=== PROVIDED DATA ===

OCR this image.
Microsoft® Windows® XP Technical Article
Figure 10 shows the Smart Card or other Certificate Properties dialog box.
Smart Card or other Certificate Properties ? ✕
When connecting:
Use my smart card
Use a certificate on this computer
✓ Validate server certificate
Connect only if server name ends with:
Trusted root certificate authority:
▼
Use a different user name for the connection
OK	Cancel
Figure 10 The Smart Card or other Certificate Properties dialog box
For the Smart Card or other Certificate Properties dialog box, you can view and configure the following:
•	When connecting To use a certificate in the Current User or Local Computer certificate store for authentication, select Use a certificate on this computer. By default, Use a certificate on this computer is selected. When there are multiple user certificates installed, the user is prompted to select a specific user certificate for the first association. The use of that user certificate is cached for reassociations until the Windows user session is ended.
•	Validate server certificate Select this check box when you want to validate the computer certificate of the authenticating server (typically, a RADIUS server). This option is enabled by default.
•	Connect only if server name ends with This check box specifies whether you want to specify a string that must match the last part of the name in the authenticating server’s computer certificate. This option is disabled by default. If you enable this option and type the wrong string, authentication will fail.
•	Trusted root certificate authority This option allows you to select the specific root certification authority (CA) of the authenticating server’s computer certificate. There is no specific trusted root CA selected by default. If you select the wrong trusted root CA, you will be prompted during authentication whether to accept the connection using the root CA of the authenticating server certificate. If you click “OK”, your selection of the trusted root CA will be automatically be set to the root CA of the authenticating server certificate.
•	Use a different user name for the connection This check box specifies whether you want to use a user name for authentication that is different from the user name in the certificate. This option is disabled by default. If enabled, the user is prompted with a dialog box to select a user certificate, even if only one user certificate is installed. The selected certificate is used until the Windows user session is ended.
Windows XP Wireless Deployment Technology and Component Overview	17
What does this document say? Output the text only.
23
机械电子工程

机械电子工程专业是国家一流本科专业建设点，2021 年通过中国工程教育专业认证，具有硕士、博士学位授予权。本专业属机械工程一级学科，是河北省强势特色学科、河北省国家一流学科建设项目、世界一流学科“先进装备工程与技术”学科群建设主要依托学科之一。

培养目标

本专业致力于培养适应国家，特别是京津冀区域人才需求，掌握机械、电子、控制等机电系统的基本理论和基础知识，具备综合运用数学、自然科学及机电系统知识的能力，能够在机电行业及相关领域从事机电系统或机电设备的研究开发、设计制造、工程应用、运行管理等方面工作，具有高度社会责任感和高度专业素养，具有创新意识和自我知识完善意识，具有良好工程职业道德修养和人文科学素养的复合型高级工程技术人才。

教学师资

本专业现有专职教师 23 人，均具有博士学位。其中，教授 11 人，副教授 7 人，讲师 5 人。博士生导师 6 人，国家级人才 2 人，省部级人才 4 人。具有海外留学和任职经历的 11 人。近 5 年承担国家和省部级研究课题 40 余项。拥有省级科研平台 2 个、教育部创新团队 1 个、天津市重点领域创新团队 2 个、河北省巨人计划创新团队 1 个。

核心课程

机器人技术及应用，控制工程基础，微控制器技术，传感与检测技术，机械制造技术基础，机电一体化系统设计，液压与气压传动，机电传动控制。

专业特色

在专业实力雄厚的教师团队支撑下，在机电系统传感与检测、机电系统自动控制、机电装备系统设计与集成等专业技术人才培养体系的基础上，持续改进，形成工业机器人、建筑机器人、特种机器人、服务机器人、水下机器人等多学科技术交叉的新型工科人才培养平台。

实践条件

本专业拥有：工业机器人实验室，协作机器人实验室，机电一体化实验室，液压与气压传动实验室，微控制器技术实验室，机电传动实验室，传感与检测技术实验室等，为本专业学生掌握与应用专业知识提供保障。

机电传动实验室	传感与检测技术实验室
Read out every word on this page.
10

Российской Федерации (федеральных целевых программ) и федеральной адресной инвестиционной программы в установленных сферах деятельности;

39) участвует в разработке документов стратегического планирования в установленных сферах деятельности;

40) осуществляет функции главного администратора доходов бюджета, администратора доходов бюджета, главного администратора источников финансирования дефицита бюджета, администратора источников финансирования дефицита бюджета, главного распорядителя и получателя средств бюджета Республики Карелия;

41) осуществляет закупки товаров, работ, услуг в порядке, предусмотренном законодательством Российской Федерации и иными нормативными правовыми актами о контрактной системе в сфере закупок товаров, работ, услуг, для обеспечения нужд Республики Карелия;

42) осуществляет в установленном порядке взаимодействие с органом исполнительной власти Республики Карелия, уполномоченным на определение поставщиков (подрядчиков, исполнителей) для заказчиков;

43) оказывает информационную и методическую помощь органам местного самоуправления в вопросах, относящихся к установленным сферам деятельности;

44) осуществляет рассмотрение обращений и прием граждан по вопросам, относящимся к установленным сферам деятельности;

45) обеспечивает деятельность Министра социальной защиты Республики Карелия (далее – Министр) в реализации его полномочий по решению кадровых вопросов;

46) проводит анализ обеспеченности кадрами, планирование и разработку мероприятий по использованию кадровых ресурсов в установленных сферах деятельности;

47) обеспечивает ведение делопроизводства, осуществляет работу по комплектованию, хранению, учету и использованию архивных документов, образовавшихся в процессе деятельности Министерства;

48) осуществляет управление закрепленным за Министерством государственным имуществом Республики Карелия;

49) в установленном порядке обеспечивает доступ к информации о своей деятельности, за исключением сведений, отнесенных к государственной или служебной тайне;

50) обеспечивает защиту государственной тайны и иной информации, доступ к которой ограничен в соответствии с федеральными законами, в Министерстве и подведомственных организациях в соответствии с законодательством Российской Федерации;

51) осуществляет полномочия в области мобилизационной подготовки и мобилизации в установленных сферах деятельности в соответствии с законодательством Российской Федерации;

===

= PROBLEM DESCRIPTION =
From the records above, extract every entry exactly as given.

= RESPONSE FOR THIS EXERCISE =
OCR this image.
Microsoft® Windows® XP Technical Article
Figure 10 shows the Smart Card or other Certificate Properties dialog box.
Smart Card or other Certificate Properties ? ✕
When connecting:
Use my smart card
Use a certificate on this computer
✓ Validate server certificate
Connect only if server name ends with:
Trusted root certificate authority:
▼
Use a different user name for the connection
OK	Cancel
Figure 10 The Smart Card or other Certificate Properties dialog box
For the Smart Card or other Certificate Properties dialog box, you can view and configure the following:
•	When connecting To use a certificate in the Current User or Local Computer certificate store for authentication, select Use a certificate on this computer. By default, Use a certificate on this computer is selected. When there are multiple user certificates installed, the user is prompted to select a specific user certificate for the first association. The use of that user certificate is cached for reassociations until the Windows user session is ended.
•	Validate server certificate Select this check box when you want to validate the computer certificate of the authenticating server (typically, a RADIUS server). This option is enabled by default.
•	Connect only if server name ends with This check box specifies whether you want to specify a string that must match the last part of the name in the authenticating server’s computer certificate. This option is disabled by default. If you enable this option and type the wrong string, authentication will fail.
•	Trusted root certificate authority This option allows you to select the specific root certification authority (CA) of the authenticating server’s computer certificate. There is no specific trusted root CA selected by default. If you select the wrong trusted root CA, you will be prompted during authentication whether to accept the connection using the root CA of the authenticating server certificate. If you click “OK”, your selection of the trusted root CA will be automatically be set to the root CA of the authenticating server certificate.
•	Use a different user name for the connection This check box specifies whether you want to use a user name for authentication that is different from the user name in the certificate. This option is disabled by default. If enabled, the user is prompted with a dialog box to select a user certificate, even if only one user certificate is installed. The selected certificate is used until the Windows user session is ended.
Windows XP Wireless Deployment Technology and Component Overview	17
What does this document say? Output the text only.
23
机械电子工程

机械电子工程专业是国家一流本科专业建设点，2021 年通过中国工程教育专业认证，具有硕士、博士学位授予权。本专业属机械工程一级学科，是河北省强势特色学科、河北省国家一流学科建设项目、世界一流学科“先进装备工程与技术”学科群建设主要依托学科之一。

培养目标

本专业致力于培养适应国家，特别是京津冀区域人才需求，掌握机械、电子、控制等机电系统的基本理论和基础知识，具备综合运用数学、自然科学及机电系统知识的能力，能够在机电行业及相关领域从事机电系统或机电设备的研究开发、设计制造、工程应用、运行管理等方面工作，具有高度社会责任感和高度专业素养，具有创新意识和自我知识完善意识，具有良好工程职业道德修养和人文科学素养的复合型高级工程技术人才。

教学师资

本专业现有专职教师 23 人，均具有博士学位。其中，教授 11 人，副教授 7 人，讲师 5 人。博士生导师 6 人，国家级人才 2 人，省部级人才 4 人。具有海外留学和任职经历的 11 人。近 5 年承担国家和省部级研究课题 40 余项。拥有省级科研平台 2 个、教育部创新团队 1 个、天津市重点领域创新团队 2 个、河北省巨人计划创新团队 1 个。

核心课程

机器人技术及应用，控制工程基础，微控制器技术，传感与检测技术，机械制造技术基础，机电一体化系统设计，液压与气压传动，机电传动控制。

专业特色

在专业实力雄厚的教师团队支撑下，在机电系统传感与检测、机电系统自动控制、机电装备系统设计与集成等专业技术人才培养体系的基础上，持续改进，形成工业机器人、建筑机器人、特种机器人、服务机器人、水下机器人等多学科技术交叉的新型工科人才培养平台。

实践条件

本专业拥有：工业机器人实验室，协作机器人实验室，机电一体化实验室，液压与气压传动实验室，微控制器技术实验室，机电传动实验室，传感与检测技术实验室等，为本专业学生掌握与应用专业知识提供保障。

机电传动实验室	传感与检测技术实验室
Read out every word on this page.
10

Российской Федерации (федеральных целевых программ) и федеральной адресной инвестиционной программы в установленных сферах деятельности;

39) участвует в разработке документов стратегического планирования в установленных сферах деятельности;

40) осуществляет функции главного администратора доходов бюджета, администратора доходов бюджета, главного администратора источников финансирования дефицита бюджета, администратора источников финансирования дефицита бюджета, главного распорядителя и получателя средств бюджета Республики Карелия;

41) осуществляет закупки товаров, работ, услуг в порядке, предусмотренном законодательством Российской Федерации и иными нормативными правовыми актами о контрактной системе в сфере закупок товаров, работ, услуг, для обеспечения нужд Республики Карелия;

42) осуществляет в установленном порядке взаимодействие с органом исполнительной власти Республики Карелия, уполномоченным на определение поставщиков (подрядчиков, исполнителей) для заказчиков;

43) оказывает информационную и методическую помощь органам местного самоуправления в вопросах, относящихся к установленным сферам деятельности;

44) осуществляет рассмотрение обращений и прием граждан по вопросам, относящимся к установленным сферам деятельности;

45) обеспечивает деятельность Министра социальной защиты Республики Карелия (далее – Министр) в реализации его полномочий по решению кадровых вопросов;

46) проводит анализ обеспеченности кадрами, планирование и разработку мероприятий по использованию кадровых ресурсов в установленных сферах деятельности;

47) обеспечивает ведение делопроизводства, осуществляет работу по комплектованию, хранению, учету и использованию архивных документов, образовавшихся в процессе деятельности Министерства;

48) осуществляет управление закрепленным за Министерством государственным имуществом Республики Карелия;

49) в установленном порядке обеспечивает доступ к информации о своей деятельности, за исключением сведений, отнесенных к государственной или служебной тайне;

50) обеспечивает защиту государственной тайны и иной информации, доступ к которой ограничен в соответствии с федеральными законами, в Министерстве и подведомственных организациях в соответствии с законодательством Российской Федерации;

51) осуществляет полномочия в области мобилизационной подготовки и мобилизации в установленных сферах деятельности в соответствии с законодательством Российской Федерации;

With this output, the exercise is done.